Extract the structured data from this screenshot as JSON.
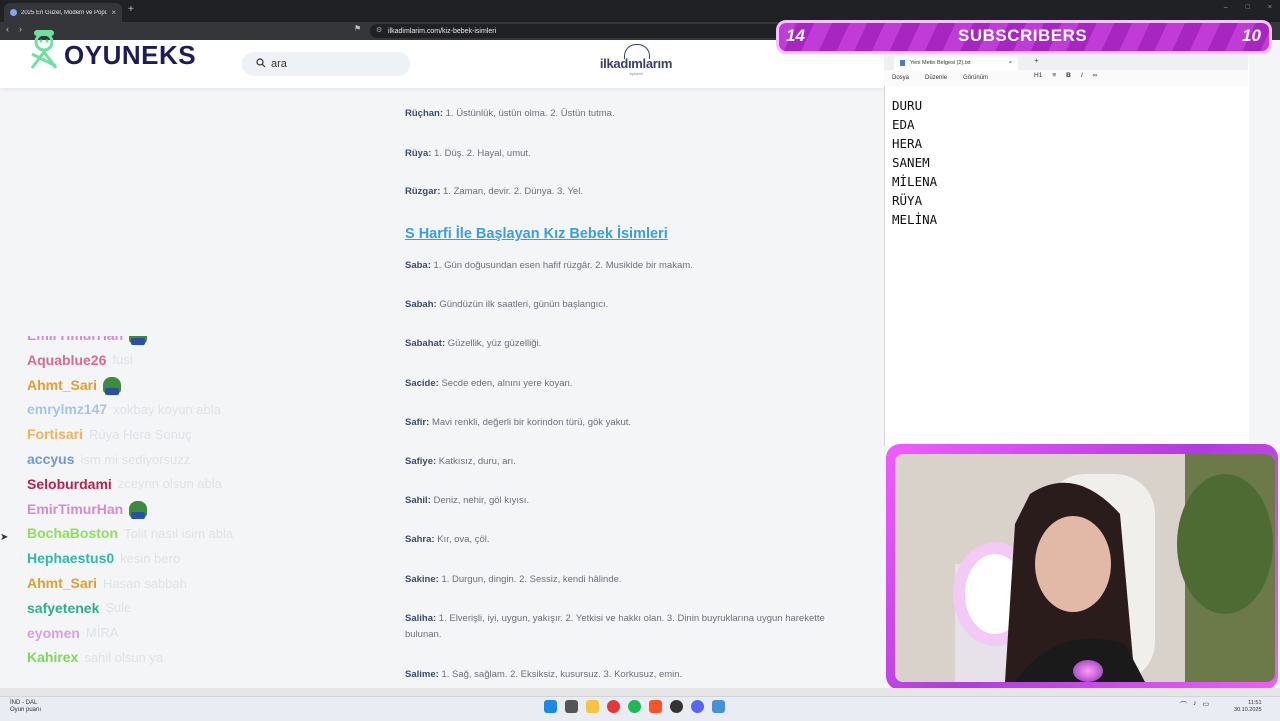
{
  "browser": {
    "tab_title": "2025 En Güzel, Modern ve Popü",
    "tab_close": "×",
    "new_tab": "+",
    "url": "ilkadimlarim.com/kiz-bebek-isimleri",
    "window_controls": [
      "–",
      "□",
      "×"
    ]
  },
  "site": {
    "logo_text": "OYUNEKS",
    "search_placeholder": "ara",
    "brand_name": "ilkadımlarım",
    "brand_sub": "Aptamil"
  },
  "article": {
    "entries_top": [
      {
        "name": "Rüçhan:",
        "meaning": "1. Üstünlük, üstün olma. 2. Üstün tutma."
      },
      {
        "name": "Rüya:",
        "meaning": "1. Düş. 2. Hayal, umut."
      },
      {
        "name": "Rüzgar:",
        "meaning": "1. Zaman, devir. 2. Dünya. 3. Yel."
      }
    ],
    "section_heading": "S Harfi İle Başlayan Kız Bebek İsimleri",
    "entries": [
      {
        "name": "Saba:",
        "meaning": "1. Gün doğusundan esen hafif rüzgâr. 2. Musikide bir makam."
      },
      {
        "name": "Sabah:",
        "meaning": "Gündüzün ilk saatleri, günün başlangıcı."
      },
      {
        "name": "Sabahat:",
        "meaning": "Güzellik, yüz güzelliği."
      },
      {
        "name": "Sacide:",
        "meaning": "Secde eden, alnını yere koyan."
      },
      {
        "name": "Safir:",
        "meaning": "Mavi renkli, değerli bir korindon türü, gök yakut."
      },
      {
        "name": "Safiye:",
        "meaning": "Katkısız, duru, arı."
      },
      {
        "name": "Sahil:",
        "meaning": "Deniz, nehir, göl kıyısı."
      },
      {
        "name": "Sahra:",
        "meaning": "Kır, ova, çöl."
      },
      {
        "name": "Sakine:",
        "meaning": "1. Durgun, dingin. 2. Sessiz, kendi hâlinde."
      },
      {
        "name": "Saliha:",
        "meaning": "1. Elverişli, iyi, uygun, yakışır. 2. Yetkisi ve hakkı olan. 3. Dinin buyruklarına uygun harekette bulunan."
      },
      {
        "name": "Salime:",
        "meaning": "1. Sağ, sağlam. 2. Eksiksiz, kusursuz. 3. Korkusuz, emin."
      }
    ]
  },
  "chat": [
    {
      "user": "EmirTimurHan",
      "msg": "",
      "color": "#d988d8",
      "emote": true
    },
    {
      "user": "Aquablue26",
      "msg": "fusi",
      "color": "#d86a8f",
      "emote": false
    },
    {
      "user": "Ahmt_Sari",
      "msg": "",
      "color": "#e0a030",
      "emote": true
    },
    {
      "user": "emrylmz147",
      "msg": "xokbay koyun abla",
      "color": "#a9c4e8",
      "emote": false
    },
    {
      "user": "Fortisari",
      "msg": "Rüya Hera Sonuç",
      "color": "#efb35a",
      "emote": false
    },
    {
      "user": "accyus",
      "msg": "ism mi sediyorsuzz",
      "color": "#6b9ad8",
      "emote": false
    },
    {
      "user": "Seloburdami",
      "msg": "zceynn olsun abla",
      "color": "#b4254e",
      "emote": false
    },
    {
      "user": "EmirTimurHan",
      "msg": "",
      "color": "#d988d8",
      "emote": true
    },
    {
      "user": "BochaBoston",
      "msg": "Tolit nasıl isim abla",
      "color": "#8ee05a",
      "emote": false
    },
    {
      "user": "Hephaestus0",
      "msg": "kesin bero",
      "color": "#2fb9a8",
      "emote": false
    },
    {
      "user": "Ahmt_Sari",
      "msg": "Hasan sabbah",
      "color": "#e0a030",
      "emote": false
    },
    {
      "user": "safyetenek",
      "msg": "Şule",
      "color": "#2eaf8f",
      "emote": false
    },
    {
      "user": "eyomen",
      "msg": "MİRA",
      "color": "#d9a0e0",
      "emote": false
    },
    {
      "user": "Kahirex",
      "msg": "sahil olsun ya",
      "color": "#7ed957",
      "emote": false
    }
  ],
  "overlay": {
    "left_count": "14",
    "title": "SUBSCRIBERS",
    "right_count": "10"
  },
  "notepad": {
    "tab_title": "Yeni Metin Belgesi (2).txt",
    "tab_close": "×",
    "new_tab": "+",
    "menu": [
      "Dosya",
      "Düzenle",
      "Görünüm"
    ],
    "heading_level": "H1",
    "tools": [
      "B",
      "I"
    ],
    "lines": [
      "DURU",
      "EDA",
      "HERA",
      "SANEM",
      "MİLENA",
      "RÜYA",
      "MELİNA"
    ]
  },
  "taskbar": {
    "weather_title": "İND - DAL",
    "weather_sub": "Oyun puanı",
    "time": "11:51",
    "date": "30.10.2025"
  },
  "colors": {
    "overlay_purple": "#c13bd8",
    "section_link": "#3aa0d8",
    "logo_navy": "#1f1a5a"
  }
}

### PROBLEM DESCRIPTION
Look through the entries above and report each line where the string "abla" occurs.

### PROBLEM SOLUTION
      "msg": "xokbay koyun abla",
      "msg": "zceynn olsun abla",
      "msg": "Tolit nasıl isim abla",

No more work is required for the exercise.